── Data supplied ──
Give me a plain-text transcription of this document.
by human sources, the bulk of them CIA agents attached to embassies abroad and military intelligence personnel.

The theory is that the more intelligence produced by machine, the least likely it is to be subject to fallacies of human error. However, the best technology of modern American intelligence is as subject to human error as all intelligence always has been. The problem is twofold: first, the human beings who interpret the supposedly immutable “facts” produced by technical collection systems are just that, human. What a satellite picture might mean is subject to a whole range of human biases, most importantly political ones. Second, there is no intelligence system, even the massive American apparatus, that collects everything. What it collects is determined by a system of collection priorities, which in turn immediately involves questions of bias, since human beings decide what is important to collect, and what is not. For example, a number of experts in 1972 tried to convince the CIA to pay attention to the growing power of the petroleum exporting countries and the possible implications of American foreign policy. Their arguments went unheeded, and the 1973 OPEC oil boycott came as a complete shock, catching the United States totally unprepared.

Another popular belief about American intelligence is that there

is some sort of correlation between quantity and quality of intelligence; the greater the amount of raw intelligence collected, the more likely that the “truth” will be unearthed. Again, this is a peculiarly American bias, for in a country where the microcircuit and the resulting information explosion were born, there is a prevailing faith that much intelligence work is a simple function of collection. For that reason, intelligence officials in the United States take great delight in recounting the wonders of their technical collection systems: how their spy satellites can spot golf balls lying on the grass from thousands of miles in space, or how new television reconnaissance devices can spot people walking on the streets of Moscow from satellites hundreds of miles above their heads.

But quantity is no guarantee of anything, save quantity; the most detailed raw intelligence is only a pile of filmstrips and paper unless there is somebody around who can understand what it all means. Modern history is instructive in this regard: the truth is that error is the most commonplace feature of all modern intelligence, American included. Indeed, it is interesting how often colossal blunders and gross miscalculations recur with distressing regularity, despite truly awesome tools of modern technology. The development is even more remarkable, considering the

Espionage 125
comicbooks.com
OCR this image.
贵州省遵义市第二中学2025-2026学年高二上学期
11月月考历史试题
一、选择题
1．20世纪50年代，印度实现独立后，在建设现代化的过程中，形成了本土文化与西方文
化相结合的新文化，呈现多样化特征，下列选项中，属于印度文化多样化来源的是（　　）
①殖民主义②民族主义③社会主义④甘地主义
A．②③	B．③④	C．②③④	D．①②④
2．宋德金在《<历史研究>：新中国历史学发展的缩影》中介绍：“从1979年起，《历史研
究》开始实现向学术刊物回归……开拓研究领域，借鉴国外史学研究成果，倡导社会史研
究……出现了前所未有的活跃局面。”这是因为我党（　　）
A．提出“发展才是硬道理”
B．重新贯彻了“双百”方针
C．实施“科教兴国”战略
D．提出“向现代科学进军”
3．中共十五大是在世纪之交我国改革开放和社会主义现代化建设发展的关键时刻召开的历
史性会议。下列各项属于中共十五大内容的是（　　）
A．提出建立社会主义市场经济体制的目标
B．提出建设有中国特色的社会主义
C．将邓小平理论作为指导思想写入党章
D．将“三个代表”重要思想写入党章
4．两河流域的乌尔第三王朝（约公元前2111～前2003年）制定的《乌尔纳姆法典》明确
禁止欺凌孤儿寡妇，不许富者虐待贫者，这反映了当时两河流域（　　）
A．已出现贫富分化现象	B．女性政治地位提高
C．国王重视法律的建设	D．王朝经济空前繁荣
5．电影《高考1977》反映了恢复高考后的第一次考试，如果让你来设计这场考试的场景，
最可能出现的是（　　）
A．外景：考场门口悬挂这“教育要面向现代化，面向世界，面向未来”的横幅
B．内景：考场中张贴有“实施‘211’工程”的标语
───
#### Exercise
Exactly reproduce the lines from the one containing "OCR this image." through the end of the records, and only those lines.

#### Correct answer
OCR this image.
贵州省遵义市第二中学2025-2026学年高二上学期
11月月考历史试题
一、选择题
1．20世纪50年代，印度实现独立后，在建设现代化的过程中，形成了本土文化与西方文
化相结合的新文化，呈现多样化特征，下列选项中，属于印度文化多样化来源的是（　　）
①殖民主义②民族主义③社会主义④甘地主义
A．②③	B．③④	C．②③④	D．①②④
2．宋德金在《<历史研究>：新中国历史学发展的缩影》中介绍：“从1979年起，《历史研
究》开始实现向学术刊物回归……开拓研究领域，借鉴国外史学研究成果，倡导社会史研
究……出现了前所未有的活跃局面。”这是因为我党（　　）
A．提出“发展才是硬道理”
B．重新贯彻了“双百”方针
C．实施“科教兴国”战略
D．提出“向现代科学进军”
3．中共十五大是在世纪之交我国改革开放和社会主义现代化建设发展的关键时刻召开的历
史性会议。下列各项属于中共十五大内容的是（　　）
A．提出建立社会主义市场经济体制的目标
B．提出建设有中国特色的社会主义
C．将邓小平理论作为指导思想写入党章
D．将“三个代表”重要思想写入党章
4．两河流域的乌尔第三王朝（约公元前2111～前2003年）制定的《乌尔纳姆法典》明确
禁止欺凌孤儿寡妇，不许富者虐待贫者，这反映了当时两河流域（　　）
A．已出现贫富分化现象	B．女性政治地位提高
C．国王重视法律的建设	D．王朝经济空前繁荣
5．电影《高考1977》反映了恢复高考后的第一次考试，如果让你来设计这场考试的场景，
最可能出现的是（　　）
A．外景：考场门口悬挂这“教育要面向现代化，面向世界，面向未来”的横幅
B．内景：考场中张贴有“实施‘211’工程”的标语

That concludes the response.